■ **Problems and tasks**
[a] Please copy the records word for word, from their first line through the line containing "collapse-triangle-icon[interactable] xyxy=(421,490,427,496)", with both of those lines included.
[b] Write the next part of the text on the UAP amnesty proposals, picking up after its final sentence.

■ **Extract provided**

--*--

Alongside that, secondary reporting has described a separate proposal: a 60-day safe-passage window for UAP insiders to come forward with classified information about legacy programs, in exchange for protection from prosecution under statutes like the Espionage Act. The window was raised at a Dallas event Burlison held with Elizondo on or around 30 May 2026; coverage from ufouap.com, Coulthart's Reality Check, and Reddit cites a follow-up call from a White House Deputy Chief of Staff — most reporting refers to Stephen Miller, on the strength of the published follow-up coverage, although the White House has not confirmed his name in the call on the record. Rep. Anna Paulina Luna is separately reported to have raised the idea of a UAP whistleblower executive order with the White House in early June.
None of these three threads — the UAP Disclosure Act amendment text, the reported 60-day safe-passage proposal, and Luna's reported executive-order push — are the same document. None of them amount to the blanket "truth and reconciliation" process Elizondo described on Ask the Squares. The word "amnesty" is doing a lot of work across several different proposals in different stages of attestation, and the public record does not yet show them converging into a single vehicle.
Elizondo's own November 2024 written testimony to the House Oversight Committee did not use the word "amnesty" at all. It asked for a single point of contact for UAP issues government-wide, a national UAP strategy, and "a protected environment so whistleblowers, desperate to do the right thing, can come forward without fear." That is a narrower ask than what he is making publicly now. The shift — from whistleblower protection to a Rwanda-style reconciliation process — is itself a development worth tracking, not least because it lands the same month his reported Dallas event with Burlison.
AARO and the Pentagon have not responded on the record
Neither AARO nor the Office of the Secretary of Defense has issued any public statement addressing Elizondo's amnesty proposal specifically, despite his repeated public claims about the existence of "legacy program" insiders who might be eligible for it. That silence is not, on its own, evidence either for or against the claim that such insiders exist. But it does mean the public amnesty conversation is currently a one-sided one: Elizondo, a handful of sympathetic members of Congress, and reported but unconfirmed White House interest on one side; no institutional response on the other.
The closest institutional record is still the November 2024 House Oversight hearing, where Elizondo's own testimony framed the ask in narrower terms. Since then, the public record has grown around the ask — but it has grown in claims, not in counter-claims or in documents.
What's still missing
Nothing in the Ask the Squares interview produces a document. The Paperclip precedent is real, but incompletely applied; the $22 trillion figure is a dramatized echo of a disputed accounting dispute, not a citation; the "Top Gun ace" is unnamed by design; the Rwanda/South Africa comparison is an analogy, not a process map anyone has published; the 60-day safe-passage proposal is reported but not on the public record in legislative form; and the institutional response to the ask is, so far, silence.

--*--

■ **Dataset excerpts**
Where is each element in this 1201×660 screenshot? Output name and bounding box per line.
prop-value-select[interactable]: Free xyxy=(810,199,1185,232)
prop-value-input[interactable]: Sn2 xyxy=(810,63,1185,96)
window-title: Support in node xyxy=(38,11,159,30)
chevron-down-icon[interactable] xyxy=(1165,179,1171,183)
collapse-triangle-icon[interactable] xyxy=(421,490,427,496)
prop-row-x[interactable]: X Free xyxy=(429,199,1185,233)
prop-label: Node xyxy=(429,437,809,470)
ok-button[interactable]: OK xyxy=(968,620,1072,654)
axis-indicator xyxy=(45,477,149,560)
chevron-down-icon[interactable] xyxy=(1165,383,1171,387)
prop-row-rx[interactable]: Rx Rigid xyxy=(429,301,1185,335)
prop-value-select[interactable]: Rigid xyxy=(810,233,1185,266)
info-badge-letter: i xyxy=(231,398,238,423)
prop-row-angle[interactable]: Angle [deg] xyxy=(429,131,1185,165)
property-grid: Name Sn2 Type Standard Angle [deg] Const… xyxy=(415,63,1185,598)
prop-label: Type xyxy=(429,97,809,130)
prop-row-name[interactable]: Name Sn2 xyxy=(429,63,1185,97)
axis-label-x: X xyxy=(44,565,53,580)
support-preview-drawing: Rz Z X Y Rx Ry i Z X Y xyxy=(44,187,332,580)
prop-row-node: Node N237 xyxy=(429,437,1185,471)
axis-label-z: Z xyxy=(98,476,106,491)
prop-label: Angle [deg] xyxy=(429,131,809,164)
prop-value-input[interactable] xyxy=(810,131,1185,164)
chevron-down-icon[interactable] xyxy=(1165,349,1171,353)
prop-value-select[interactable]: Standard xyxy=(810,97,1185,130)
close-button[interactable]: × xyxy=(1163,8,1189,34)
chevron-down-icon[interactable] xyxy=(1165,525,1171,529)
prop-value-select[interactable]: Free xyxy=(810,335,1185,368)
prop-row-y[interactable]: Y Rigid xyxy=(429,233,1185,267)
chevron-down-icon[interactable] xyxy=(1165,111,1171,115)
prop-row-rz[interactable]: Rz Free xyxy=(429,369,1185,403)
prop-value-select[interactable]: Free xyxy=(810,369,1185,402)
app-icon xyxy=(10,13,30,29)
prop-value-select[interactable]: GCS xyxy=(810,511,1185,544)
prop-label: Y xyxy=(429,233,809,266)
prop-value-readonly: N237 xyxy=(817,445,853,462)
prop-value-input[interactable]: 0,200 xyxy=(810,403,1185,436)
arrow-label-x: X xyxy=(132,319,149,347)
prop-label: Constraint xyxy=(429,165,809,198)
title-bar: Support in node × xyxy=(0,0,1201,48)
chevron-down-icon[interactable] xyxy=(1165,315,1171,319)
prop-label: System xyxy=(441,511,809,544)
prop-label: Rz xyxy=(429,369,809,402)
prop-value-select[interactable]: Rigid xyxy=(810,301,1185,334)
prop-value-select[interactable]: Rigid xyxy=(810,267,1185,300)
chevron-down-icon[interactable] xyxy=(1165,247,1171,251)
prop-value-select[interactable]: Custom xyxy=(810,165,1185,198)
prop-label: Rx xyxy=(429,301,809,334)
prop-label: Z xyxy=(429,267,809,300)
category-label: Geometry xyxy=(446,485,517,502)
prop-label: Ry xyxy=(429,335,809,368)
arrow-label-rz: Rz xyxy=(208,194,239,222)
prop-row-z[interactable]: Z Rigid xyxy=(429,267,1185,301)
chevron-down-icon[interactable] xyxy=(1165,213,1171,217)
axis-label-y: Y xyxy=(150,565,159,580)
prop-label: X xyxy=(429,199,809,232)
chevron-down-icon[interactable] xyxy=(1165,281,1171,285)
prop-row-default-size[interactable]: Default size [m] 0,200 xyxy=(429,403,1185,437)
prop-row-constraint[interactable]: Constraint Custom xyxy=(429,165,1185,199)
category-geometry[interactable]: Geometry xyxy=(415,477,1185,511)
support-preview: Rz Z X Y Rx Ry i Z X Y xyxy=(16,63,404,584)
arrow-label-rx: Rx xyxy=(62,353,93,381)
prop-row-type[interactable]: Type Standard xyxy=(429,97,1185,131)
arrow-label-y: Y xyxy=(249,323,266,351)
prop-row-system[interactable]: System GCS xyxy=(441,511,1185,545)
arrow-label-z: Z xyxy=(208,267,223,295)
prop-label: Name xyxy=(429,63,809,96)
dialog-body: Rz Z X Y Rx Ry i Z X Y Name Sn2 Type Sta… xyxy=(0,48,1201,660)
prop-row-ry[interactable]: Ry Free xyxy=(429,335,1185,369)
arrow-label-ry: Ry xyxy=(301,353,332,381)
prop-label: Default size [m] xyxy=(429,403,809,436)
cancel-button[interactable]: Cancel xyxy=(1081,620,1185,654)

--*--

■ **Answers provided**
[a]
Where is each element in this 1201×660 screenshot? Output name and bounding box per line.
prop-value-select[interactable]: Free xyxy=(810,199,1185,232)
prop-value-input[interactable]: Sn2 xyxy=(810,63,1185,96)
window-title: Support in node xyxy=(38,11,159,30)
chevron-down-icon[interactable] xyxy=(1165,179,1171,183)
collapse-triangle-icon[interactable] xyxy=(421,490,427,496)

[b]
Five things would change the public record if they appeared attached to a name and a document: a public draft of Burlison's or Luna's proposal with amnesty terms spelled out; an on-record statement from a senior White House official confirming what the reported Miller–Burlison conversation actually covered; a named list of anyone who has come forward under any amnesty-style mechanism to date; a clear line separating the amnesty ask from existing protections under the Intelligence Community Whistleblower Protection Act; and documentation of what program, specifically, anyone would be seeking amnesty from having worked on.
Until then, the argument runs on analogy and urgency rather than evidence. That doesn't make it wrong — it does mean the public record hasn't caught up to how the argument is being told.
Sources
- Ask the Squares — Lue Elizondo interview, recorded c. 13 July 2026, posted 14 July 2026 (YouTube)
- Written Testimony of Luis Elizondo, House Oversight Committee, November 2024 (PDF)
- Rep. Eric Burlison testimony before the House Rules Committee, UAP Disclosure Act amendment to the FY2027 NDAA, 29 June 2026 (YouTube, 2:57)
- Rep. Burlison press release: UAP Disclosure Act of 2025 as amendment to FY2026 NDAA, 29 August 2025
- Burlison Brief, 7: UAP Disclosure Act amendment testimony summary
- Rep. Burlison, "The American People Deserve the Truth," 9 June 2026 (YouTube, 6:16) — immunity and NDA-waiver ask
- ufouap.com: A Missouri Congressman Is Touring America's Secret UFO Bases (May 30 / June 5, 2026 update notes on the Miller–Burlison and Luna calls)
- UFO News: "Voices Say UFO Disclosure Cannot Be Stopped Now" (Burlison 60-day window, Dallas event)
- CBS 60 Minutes: "UFOs regularly spotted in restricted U.S. airspace, report on the phenomena due next month," 16 May 2021 (Fravor / Dietrich Nimitz encounter)
- Wikipedia: Operation Paperclip
- Wikipedia: Wernher von Braun (V-2 / SS / Peenemünde / Redstone / Marshall / Saturn V chronology)
- Smithsonian Air and Space Museum: Project Paperclip and American Rocketry after World War II
- National Geographic: "How Operation Paperclip brought Nazi scientists to the U.S."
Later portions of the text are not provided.